## [WORK INSTRUCTIONS]
Find each line that has the string "kuitenkin" and give the total, with nothing else.

BEGIN

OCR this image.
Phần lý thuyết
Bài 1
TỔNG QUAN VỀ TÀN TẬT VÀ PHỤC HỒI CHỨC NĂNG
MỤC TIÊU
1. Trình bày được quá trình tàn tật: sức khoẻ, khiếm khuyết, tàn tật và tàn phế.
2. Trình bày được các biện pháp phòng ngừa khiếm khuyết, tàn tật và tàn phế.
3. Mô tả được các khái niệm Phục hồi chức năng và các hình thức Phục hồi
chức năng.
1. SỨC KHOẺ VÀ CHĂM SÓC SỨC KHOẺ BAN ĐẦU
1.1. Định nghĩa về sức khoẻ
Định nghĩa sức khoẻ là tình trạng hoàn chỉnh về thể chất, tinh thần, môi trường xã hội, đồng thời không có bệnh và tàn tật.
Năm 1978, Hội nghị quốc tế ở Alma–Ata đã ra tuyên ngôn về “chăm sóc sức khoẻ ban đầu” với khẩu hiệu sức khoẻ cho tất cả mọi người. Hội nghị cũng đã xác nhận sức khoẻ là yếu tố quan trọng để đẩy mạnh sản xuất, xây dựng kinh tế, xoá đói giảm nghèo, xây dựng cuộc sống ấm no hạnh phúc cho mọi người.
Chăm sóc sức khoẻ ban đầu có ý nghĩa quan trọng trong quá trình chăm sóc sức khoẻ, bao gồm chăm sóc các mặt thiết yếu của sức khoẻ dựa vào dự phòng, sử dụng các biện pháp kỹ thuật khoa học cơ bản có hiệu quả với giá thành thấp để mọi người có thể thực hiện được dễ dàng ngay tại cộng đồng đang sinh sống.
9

END
BEGIN

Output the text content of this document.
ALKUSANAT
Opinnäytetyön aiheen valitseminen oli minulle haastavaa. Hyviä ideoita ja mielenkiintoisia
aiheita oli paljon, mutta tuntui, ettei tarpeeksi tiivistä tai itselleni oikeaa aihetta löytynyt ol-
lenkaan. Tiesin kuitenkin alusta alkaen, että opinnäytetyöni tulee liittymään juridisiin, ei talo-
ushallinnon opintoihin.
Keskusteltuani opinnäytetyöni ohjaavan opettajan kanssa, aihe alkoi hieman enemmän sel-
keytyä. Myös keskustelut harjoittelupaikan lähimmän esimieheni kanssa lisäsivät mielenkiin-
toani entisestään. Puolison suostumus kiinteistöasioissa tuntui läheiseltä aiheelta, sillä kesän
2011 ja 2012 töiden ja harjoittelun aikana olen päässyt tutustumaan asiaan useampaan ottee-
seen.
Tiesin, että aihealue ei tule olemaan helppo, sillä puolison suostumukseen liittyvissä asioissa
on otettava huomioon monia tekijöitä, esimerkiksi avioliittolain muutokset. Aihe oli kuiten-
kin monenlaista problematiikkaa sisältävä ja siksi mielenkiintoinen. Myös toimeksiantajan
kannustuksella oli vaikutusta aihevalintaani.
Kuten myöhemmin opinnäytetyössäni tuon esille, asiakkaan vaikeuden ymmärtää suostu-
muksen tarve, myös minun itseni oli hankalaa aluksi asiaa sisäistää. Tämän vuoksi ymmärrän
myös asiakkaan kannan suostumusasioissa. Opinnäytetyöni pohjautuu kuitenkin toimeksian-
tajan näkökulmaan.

END
BEGIN

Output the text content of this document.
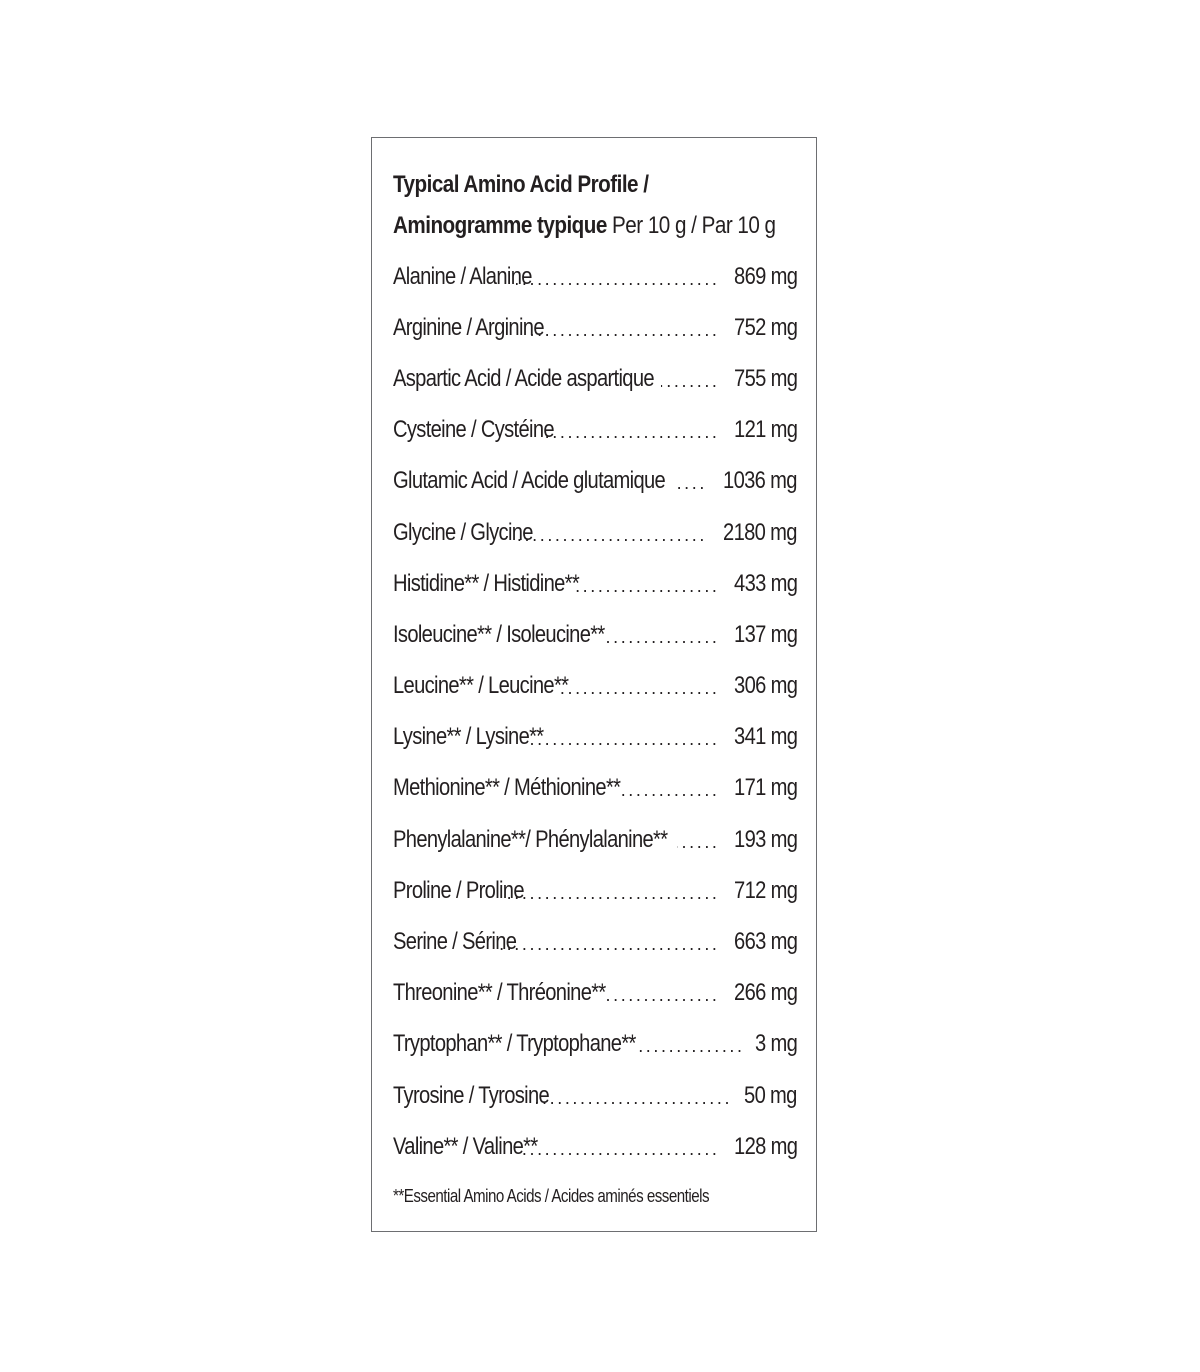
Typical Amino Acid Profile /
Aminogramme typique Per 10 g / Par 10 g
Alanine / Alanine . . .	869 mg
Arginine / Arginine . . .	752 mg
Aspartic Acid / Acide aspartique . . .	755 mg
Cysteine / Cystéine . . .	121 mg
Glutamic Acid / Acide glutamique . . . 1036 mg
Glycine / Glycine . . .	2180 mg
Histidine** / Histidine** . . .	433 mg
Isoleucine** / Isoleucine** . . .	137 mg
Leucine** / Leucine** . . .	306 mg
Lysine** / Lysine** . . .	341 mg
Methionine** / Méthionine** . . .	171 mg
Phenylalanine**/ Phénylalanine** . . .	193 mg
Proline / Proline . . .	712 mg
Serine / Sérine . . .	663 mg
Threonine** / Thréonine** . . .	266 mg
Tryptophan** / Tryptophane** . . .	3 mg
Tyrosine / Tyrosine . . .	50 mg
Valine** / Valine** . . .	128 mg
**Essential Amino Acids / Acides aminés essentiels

END

## [RESPONSE]
2